● Exercise
Look through the lines below and extract each one that contains "Zondag".

● Material provided
* * *

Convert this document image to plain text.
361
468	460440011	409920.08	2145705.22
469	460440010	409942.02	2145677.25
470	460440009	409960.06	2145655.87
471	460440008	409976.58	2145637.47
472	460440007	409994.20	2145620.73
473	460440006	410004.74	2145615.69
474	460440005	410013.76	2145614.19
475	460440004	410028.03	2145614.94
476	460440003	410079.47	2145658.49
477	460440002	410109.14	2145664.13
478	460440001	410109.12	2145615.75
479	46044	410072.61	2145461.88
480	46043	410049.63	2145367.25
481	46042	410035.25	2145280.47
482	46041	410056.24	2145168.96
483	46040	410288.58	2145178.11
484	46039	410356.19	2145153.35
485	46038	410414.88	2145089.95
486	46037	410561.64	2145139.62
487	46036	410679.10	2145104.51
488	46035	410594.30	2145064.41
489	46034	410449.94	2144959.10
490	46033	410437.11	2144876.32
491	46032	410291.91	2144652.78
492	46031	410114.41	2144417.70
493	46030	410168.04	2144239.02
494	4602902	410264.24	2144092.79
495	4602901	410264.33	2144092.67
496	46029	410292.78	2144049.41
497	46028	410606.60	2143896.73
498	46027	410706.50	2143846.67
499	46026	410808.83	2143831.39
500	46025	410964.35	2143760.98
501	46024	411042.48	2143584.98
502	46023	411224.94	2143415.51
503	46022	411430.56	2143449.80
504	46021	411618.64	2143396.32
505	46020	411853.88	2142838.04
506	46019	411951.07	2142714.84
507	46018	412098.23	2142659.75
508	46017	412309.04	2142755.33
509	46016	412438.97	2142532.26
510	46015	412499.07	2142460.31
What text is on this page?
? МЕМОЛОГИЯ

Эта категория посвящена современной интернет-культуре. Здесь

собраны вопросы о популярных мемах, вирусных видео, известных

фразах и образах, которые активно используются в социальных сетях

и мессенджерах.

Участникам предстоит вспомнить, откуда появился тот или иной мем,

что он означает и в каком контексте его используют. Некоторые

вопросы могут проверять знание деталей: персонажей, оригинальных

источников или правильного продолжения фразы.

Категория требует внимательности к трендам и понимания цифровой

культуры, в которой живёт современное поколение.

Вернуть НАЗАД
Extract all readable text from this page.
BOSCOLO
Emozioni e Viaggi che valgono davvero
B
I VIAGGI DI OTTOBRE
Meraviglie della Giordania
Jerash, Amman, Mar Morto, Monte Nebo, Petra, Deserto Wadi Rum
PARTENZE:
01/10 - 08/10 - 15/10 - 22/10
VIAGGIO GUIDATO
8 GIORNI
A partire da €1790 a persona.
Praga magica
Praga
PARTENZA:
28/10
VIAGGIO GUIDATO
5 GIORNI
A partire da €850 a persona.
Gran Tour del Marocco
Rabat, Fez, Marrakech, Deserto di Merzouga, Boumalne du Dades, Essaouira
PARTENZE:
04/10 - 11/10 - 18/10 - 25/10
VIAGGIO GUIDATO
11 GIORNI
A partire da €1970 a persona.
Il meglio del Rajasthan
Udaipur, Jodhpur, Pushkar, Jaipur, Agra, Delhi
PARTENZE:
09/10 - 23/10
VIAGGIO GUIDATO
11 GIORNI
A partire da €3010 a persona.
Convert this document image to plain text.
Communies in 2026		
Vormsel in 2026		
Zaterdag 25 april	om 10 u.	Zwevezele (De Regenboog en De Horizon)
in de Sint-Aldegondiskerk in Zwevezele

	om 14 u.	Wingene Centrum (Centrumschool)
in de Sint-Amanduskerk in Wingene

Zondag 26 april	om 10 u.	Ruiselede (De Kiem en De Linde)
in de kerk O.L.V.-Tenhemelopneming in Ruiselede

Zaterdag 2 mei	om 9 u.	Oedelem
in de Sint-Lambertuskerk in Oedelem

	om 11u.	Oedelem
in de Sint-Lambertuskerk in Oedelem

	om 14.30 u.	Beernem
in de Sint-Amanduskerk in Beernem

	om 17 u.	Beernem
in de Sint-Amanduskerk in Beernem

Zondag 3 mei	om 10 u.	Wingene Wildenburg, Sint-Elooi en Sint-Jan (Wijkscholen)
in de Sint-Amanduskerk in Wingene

* * *

● Result of this task
Zondag 26 april	om 10 u.	Ruiselede (De Kiem en De Linde)
Zondag 3 mei	om 10 u.	Wingene Wildenburg, Sint-Elooi en Sint-Jan (Wijkscholen)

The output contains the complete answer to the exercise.